[Records from a collection]
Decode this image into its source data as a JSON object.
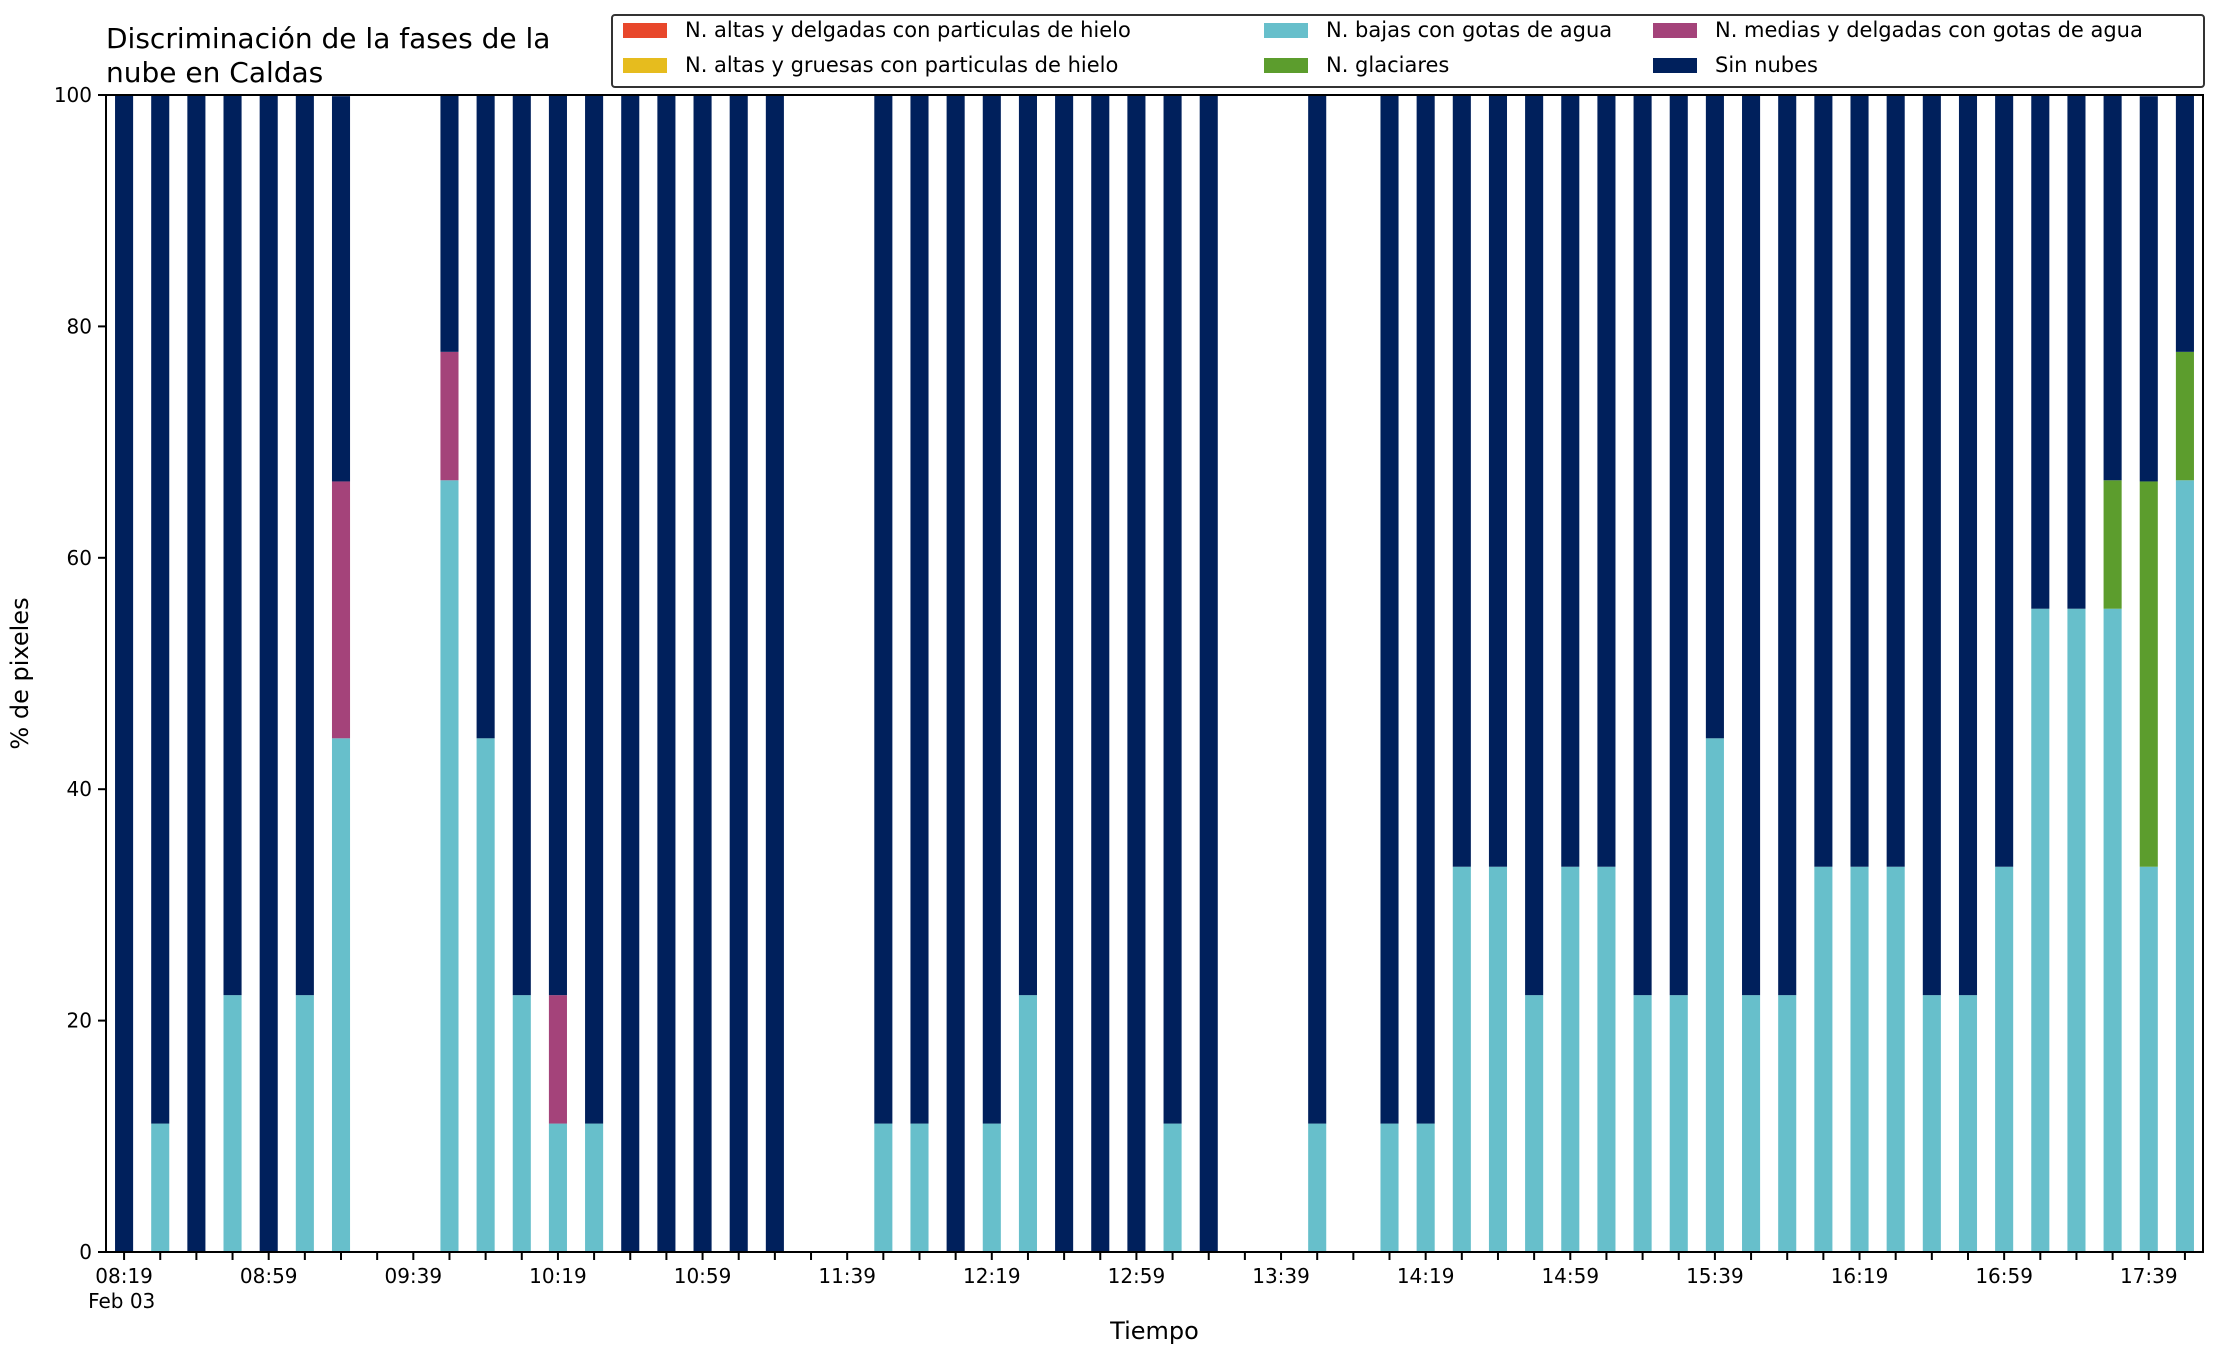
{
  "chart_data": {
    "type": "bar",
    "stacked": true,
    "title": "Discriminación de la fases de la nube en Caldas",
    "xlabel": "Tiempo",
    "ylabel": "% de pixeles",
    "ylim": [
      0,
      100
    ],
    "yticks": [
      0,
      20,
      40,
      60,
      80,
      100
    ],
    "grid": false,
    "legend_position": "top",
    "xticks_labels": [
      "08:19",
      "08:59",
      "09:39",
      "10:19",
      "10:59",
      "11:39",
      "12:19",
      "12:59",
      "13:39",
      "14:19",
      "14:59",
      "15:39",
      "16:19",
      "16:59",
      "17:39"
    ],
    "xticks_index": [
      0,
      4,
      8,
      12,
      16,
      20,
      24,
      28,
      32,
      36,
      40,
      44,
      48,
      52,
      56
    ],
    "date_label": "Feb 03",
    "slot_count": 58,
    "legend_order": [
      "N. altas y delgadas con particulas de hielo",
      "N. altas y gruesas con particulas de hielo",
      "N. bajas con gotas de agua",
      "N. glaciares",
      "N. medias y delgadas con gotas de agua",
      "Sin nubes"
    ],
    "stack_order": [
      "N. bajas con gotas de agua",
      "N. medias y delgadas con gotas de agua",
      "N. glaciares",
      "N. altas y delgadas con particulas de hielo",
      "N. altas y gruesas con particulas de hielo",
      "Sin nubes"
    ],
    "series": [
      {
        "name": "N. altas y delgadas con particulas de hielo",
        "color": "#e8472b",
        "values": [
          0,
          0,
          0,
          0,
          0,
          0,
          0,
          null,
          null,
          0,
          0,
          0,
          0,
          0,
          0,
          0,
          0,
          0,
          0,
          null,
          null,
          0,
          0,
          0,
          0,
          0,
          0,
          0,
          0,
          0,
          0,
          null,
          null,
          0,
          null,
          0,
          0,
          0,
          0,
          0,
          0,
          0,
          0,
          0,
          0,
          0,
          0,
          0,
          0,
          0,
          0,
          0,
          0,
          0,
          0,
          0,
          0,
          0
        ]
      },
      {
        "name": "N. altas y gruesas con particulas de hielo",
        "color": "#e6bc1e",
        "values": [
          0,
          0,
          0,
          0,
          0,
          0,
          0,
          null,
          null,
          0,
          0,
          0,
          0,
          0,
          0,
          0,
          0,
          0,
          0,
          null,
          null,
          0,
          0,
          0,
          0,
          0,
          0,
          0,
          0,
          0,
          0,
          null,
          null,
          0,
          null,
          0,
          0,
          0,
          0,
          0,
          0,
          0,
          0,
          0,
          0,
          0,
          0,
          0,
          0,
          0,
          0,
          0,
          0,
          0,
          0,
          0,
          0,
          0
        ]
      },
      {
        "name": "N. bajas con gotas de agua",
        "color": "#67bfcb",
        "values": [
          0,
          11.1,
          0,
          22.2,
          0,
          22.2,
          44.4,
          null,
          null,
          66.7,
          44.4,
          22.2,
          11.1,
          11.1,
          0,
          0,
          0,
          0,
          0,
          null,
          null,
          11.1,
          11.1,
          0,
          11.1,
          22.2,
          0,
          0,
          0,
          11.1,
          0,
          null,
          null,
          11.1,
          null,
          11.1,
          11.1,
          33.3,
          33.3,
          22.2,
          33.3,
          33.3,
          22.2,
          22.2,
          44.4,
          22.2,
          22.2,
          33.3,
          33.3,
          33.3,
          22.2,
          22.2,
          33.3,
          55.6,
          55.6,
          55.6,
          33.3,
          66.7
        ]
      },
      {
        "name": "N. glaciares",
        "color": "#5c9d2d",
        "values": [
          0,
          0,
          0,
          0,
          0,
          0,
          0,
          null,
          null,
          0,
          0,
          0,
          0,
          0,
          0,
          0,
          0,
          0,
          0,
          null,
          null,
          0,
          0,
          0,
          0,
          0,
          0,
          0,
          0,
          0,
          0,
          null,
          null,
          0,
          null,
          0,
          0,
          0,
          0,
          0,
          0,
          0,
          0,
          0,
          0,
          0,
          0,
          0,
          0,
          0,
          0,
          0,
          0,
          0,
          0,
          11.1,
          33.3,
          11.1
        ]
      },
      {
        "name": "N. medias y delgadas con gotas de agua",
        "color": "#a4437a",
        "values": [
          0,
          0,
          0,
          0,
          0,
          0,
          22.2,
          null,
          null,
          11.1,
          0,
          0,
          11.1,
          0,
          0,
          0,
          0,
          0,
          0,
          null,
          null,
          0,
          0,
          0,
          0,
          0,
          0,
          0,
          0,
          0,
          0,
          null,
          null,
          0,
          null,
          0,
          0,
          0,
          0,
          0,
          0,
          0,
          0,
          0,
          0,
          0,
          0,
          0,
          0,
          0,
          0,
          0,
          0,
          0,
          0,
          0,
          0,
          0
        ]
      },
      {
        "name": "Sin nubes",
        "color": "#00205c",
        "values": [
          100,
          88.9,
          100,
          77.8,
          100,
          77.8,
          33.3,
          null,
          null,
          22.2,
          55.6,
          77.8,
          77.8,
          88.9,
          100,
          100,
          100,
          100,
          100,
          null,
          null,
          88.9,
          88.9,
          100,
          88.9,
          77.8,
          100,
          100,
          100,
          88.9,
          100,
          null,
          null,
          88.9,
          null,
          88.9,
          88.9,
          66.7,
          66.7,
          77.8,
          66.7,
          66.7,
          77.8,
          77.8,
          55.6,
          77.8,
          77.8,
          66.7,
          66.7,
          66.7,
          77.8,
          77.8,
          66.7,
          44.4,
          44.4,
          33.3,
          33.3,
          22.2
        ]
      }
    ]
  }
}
...
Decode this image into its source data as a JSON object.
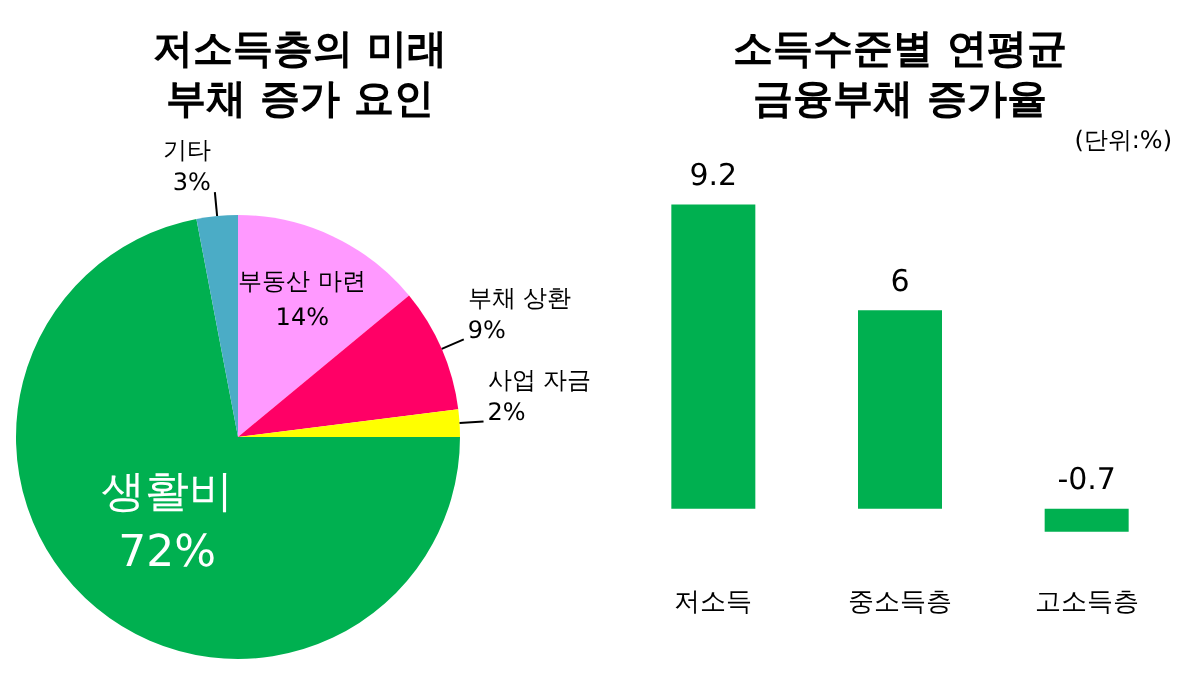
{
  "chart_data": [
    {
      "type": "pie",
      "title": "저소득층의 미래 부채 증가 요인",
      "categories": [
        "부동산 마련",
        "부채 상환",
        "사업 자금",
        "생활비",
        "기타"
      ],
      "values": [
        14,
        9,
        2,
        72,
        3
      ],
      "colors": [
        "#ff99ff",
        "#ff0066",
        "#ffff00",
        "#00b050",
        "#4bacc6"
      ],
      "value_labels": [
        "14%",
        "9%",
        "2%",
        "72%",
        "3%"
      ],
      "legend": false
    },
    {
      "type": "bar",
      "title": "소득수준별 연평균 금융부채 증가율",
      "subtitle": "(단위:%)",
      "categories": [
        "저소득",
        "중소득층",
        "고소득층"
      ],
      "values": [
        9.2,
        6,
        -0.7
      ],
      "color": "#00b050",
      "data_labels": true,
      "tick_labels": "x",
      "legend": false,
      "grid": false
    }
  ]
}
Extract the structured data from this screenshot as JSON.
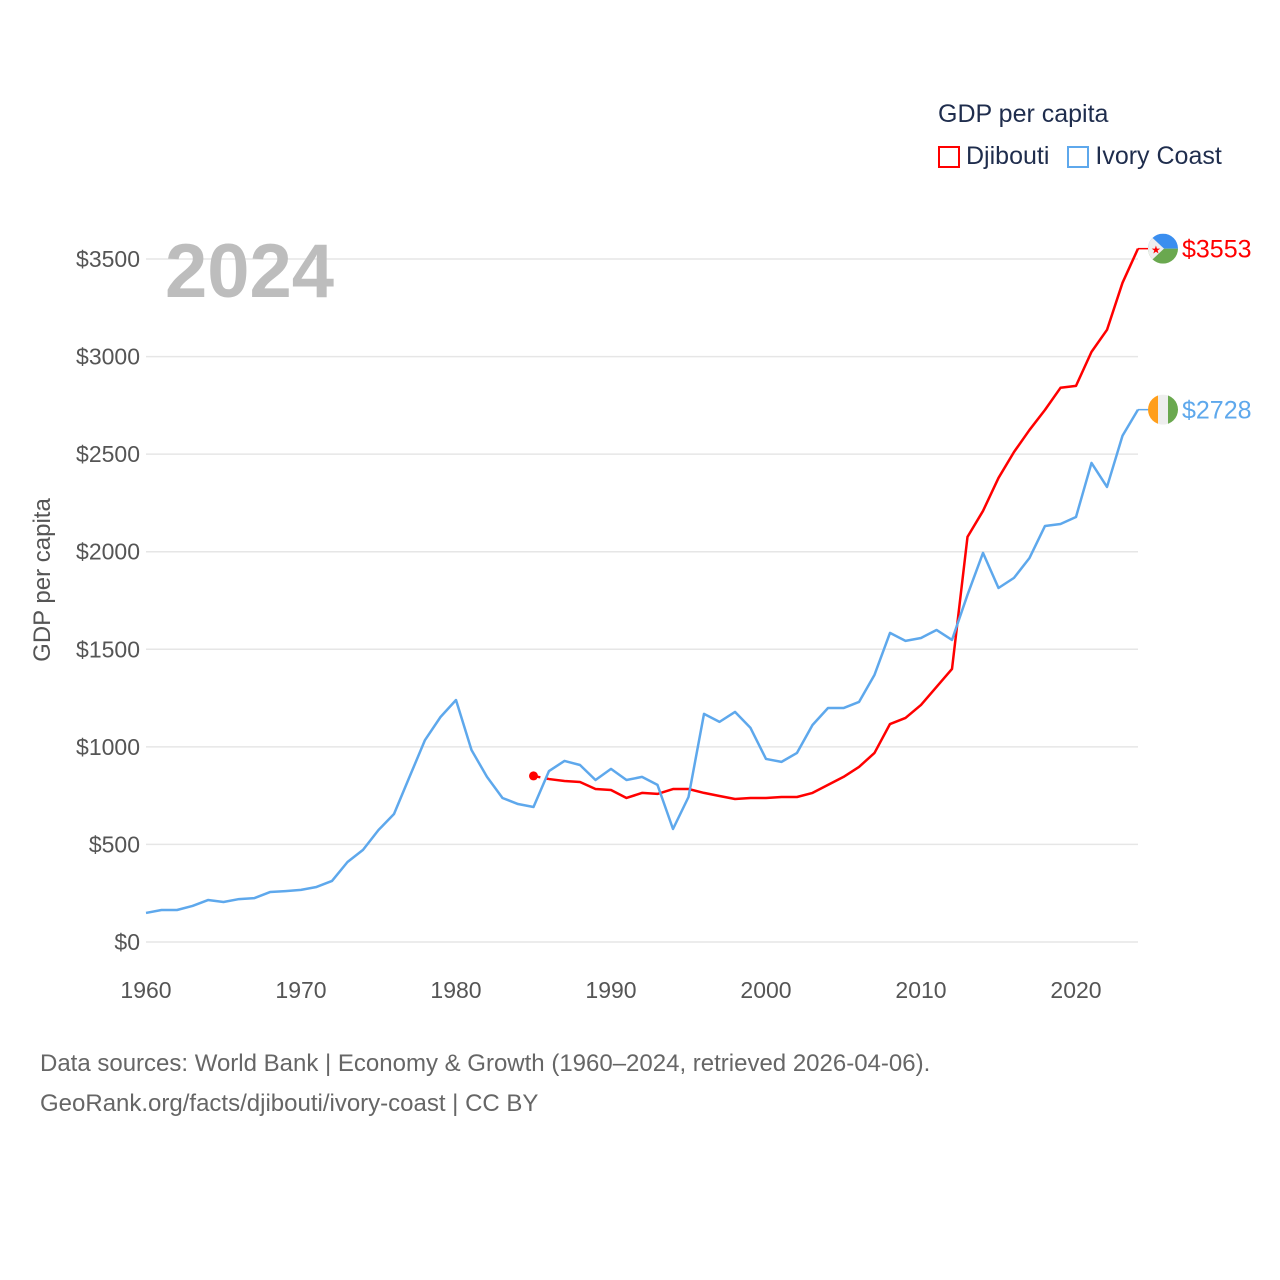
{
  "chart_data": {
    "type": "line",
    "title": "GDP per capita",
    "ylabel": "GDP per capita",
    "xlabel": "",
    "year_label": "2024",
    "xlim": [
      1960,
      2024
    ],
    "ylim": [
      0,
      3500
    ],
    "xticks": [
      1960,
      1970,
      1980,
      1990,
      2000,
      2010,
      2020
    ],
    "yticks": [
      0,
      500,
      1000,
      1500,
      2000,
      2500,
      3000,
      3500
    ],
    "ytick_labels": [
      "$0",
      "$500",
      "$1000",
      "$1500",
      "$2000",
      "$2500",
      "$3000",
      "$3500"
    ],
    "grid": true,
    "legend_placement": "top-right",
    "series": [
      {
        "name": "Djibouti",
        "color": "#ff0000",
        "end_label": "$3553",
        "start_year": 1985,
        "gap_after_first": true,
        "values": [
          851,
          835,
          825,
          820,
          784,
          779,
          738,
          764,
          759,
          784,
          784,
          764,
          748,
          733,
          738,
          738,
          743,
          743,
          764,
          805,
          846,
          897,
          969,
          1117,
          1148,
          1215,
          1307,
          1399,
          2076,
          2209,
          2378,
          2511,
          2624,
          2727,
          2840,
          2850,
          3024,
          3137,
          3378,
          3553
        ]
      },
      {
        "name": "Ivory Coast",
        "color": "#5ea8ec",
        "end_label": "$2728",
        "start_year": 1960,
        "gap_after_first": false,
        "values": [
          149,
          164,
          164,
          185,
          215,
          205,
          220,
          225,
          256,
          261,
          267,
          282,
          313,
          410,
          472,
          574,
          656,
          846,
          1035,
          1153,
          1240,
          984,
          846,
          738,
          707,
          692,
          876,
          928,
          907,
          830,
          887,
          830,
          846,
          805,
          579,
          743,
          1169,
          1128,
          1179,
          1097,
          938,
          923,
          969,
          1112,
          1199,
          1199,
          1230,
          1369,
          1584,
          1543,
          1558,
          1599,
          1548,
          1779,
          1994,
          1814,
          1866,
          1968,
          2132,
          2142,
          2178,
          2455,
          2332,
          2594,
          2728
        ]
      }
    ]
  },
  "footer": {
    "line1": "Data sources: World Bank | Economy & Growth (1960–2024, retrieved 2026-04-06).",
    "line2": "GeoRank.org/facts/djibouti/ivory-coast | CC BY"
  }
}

→ Exercise aim
Read the entries and show each line that mentions "true".

→ Response to this exercise
    "stacked": true,
      "data_labels": true,
    "grid": true,
        "gap_after_first": true,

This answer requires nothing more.